Below is a set of records; print all of them exactly as written.

____________

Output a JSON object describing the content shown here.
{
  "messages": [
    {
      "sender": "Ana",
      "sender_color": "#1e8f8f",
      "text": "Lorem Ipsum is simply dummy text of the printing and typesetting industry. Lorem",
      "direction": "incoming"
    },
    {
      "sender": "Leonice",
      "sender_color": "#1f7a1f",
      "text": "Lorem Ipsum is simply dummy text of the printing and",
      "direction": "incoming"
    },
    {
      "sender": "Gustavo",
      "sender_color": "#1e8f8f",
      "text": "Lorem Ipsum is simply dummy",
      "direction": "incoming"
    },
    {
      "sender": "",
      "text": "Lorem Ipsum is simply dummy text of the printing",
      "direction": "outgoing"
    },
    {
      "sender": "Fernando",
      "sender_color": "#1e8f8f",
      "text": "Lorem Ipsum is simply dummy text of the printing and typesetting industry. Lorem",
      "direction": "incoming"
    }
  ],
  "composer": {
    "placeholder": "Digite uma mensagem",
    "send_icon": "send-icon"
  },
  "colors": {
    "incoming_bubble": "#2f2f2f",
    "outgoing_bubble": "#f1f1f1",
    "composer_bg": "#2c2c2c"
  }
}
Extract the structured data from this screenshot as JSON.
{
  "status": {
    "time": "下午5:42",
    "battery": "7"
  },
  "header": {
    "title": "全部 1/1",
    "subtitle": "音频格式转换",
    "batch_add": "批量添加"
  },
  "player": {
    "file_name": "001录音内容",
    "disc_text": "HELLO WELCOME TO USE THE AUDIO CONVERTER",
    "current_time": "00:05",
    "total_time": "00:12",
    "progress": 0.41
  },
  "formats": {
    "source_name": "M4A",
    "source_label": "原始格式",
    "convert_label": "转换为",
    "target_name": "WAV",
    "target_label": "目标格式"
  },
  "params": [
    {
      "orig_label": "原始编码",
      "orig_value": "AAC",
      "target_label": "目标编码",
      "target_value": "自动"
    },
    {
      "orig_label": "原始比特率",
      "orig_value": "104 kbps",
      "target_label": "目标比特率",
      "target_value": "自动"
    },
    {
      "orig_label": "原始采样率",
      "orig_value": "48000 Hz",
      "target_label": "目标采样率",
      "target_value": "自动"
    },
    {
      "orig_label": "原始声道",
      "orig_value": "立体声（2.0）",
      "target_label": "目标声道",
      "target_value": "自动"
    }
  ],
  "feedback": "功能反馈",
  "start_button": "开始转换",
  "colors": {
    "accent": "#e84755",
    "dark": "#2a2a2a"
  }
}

____________

_FULL SOLUTION_:
Output a JSON object describing the content shown here.
{
  "messages": [
    {
      "sender": "Ana",
      "sender_color": "#1e8f8f",
      "text": "Lorem Ipsum is simply dummy text of the printing and typesetting industry. Lorem",
      "direction": "incoming"
    },
    {
      "sender": "Leonice",
      "sender_color": "#1f7a1f",
      "text": "Lorem Ipsum is simply dummy text of the printing and",
      "direction": "incoming"
    },
    {
      "sender": "Gustavo",
      "sender_color": "#1e8f8f",
      "text": "Lorem Ipsum is simply dummy",
      "direction": "incoming"
    },
    {
      "sender": "",
      "text": "Lorem Ipsum is simply dummy text of the printing",
      "direction": "outgoing"
    },
    {
      "sender": "Fernando",
      "sender_color": "#1e8f8f",
      "text": "Lorem Ipsum is simply dummy text of the printing and typesetting industry. Lorem",
      "direction": "incoming"
    }
  ],
  "composer": {
    "placeholder": "Digite uma mensagem",
    "send_icon": "send-icon"
  },
  "colors": {
    "incoming_bubble": "#2f2f2f",
    "outgoing_bubble": "#f1f1f1",
    "composer_bg": "#2c2c2c"
  }
}
Extract the structured data from this screenshot as JSON.
{
  "status": {
    "time": "下午5:42",
    "battery": "7"
  },
  "header": {
    "title": "全部 1/1",
    "subtitle": "音频格式转换",
    "batch_add": "批量添加"
  },
  "player": {
    "file_name": "001录音内容",
    "disc_text": "HELLO WELCOME TO USE THE AUDIO CONVERTER",
    "current_time": "00:05",
    "total_time": "00:12",
    "progress": 0.41
  },
  "formats": {
    "source_name": "M4A",
    "source_label": "原始格式",
    "convert_label": "转换为",
    "target_name": "WAV",
    "target_label": "目标格式"
  },
  "params": [
    {
      "orig_label": "原始编码",
      "orig_value": "AAC",
      "target_label": "目标编码",
      "target_value": "自动"
    },
    {
      "orig_label": "原始比特率",
      "orig_value": "104 kbps",
      "target_label": "目标比特率",
      "target_value": "自动"
    },
    {
      "orig_label": "原始采样率",
      "orig_value": "48000 Hz",
      "target_label": "目标采样率",
      "target_value": "自动"
    },
    {
      "orig_label": "原始声道",
      "orig_value": "立体声（2.0）",
      "target_label": "目标声道",
      "target_value": "自动"
    }
  ],
  "feedback": "功能反馈",
  "start_button": "开始转换",
  "colors": {
    "accent": "#e84755",
    "dark": "#2a2a2a"
  }
}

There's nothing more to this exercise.